* [WHAT THE TASK ASKS]: From the entries below, tally how many lines contain "color" and report only that figure.

* [Records from a data source]:
((

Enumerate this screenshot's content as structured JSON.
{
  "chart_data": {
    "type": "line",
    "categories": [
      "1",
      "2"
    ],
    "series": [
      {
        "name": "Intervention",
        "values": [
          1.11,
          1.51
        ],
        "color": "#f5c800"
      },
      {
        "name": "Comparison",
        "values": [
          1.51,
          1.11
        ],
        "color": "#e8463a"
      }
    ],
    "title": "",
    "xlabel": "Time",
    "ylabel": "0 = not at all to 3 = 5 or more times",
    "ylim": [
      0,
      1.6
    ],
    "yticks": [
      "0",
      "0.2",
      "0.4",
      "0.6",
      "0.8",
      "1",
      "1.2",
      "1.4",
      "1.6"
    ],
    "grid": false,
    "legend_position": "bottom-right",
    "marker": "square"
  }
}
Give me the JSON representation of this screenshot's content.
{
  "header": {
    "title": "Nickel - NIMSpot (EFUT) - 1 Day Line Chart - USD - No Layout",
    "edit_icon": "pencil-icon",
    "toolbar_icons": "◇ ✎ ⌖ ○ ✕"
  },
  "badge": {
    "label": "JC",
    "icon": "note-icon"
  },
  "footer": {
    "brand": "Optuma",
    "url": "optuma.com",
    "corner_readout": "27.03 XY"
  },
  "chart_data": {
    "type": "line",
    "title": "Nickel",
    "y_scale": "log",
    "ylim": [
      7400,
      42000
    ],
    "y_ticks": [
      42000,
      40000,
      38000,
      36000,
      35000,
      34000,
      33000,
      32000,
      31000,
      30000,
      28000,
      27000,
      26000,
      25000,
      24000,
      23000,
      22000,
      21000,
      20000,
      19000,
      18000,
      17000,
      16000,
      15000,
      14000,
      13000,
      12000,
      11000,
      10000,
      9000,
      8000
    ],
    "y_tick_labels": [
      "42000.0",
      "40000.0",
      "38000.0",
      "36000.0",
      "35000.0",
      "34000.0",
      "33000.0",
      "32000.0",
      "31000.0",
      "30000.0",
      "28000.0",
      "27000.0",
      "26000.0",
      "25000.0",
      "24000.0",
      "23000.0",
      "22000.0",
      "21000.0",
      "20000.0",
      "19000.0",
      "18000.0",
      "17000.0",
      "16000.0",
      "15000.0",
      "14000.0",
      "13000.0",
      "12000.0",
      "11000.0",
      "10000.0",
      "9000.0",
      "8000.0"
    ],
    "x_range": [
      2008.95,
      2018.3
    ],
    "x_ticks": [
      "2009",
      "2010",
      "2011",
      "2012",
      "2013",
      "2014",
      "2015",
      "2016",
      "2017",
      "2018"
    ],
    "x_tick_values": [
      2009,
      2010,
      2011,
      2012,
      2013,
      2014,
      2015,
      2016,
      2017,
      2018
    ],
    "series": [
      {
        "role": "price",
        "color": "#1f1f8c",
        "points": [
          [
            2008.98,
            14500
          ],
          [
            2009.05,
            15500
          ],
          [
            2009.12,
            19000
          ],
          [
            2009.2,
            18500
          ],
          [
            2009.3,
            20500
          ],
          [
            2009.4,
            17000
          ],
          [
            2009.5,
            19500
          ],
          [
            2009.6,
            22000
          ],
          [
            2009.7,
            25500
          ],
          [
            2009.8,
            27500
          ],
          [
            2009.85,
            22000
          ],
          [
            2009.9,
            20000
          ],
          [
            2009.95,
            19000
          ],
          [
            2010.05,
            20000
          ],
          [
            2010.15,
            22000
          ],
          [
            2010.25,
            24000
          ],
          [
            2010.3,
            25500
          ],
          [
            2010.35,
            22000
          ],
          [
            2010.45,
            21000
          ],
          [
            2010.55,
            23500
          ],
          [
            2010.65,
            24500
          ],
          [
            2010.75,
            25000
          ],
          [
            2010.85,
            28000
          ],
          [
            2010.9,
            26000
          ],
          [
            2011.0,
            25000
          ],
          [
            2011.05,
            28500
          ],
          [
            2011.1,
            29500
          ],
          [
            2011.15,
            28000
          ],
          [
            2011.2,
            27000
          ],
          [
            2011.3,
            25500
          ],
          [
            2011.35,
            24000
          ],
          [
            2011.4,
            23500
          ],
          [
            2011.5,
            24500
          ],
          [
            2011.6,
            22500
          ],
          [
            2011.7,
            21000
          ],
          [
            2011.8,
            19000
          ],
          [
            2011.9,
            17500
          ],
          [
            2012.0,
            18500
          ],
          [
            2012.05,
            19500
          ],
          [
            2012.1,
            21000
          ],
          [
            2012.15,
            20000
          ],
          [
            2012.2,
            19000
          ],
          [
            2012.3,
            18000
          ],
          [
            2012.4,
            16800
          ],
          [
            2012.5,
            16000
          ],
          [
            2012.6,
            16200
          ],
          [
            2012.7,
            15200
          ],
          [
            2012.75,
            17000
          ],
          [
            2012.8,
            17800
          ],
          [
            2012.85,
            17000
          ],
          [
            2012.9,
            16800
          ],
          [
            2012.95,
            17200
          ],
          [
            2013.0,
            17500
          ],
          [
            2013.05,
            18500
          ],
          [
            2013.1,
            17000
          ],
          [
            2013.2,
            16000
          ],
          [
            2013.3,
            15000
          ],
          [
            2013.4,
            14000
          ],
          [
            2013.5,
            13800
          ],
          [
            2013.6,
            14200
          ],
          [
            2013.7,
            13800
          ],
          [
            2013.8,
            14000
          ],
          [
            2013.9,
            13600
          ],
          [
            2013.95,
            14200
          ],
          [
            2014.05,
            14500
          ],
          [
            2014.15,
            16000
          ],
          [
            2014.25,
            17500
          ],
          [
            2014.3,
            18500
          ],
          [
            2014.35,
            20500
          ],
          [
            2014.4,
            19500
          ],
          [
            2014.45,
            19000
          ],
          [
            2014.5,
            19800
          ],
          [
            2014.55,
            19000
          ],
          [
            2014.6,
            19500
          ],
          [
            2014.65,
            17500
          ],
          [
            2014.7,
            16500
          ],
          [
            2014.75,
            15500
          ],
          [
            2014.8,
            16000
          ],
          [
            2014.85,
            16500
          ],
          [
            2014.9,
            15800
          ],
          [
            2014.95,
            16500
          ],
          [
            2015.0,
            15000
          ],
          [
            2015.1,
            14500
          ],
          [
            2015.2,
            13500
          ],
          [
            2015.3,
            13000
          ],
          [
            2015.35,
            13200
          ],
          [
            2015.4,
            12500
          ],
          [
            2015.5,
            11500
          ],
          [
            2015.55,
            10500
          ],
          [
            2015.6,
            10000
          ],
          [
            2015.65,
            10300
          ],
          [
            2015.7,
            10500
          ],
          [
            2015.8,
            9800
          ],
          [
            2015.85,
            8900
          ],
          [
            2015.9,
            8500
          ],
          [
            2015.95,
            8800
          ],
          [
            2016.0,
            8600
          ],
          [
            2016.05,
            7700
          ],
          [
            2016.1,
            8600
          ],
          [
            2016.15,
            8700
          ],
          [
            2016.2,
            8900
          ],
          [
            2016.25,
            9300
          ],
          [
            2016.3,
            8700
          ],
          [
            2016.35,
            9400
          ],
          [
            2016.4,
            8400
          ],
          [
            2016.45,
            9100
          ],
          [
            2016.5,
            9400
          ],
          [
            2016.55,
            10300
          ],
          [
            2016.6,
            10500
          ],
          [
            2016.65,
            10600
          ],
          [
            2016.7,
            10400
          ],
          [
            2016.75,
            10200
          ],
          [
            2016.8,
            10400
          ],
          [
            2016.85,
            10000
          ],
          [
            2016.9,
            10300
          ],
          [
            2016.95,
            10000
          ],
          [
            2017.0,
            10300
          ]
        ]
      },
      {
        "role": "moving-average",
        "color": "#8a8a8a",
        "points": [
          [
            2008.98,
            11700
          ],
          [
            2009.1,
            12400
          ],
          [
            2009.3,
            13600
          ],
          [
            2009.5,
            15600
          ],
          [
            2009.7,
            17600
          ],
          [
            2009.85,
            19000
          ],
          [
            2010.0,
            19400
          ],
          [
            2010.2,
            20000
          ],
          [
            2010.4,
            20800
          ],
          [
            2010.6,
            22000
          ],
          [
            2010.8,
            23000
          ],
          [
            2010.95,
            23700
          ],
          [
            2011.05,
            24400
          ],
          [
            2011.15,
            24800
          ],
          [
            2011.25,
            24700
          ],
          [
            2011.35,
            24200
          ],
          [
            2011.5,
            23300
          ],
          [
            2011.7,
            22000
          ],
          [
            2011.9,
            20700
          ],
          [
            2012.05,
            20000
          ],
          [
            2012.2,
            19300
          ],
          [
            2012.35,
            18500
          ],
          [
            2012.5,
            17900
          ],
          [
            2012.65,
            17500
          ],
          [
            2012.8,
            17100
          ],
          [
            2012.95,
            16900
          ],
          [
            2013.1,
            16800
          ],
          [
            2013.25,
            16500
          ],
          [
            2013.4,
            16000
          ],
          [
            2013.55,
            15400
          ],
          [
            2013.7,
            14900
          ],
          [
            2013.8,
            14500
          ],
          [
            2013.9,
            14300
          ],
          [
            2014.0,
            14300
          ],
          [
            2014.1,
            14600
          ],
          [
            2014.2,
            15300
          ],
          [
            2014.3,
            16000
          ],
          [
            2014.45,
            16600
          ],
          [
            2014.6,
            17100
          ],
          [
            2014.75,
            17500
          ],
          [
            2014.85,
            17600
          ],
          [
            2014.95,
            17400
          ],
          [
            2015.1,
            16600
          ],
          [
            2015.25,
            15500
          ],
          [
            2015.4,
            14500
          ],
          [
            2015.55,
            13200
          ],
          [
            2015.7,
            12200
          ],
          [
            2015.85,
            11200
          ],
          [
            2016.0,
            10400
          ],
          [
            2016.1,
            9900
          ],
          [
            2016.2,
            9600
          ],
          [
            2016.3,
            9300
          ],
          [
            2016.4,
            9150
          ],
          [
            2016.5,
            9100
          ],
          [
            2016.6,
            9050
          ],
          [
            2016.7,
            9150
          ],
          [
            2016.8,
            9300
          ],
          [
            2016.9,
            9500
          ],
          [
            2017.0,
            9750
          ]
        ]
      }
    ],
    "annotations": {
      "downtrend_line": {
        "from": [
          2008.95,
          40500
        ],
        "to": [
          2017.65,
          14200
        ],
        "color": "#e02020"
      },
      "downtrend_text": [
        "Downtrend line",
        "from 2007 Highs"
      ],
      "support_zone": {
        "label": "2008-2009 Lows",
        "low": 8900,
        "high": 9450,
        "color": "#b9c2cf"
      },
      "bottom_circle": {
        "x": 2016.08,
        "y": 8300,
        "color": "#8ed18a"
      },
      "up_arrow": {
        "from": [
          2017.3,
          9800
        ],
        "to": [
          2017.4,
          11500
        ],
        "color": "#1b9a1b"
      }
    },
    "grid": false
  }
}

))

* [WRITTEN ANSWER]: 8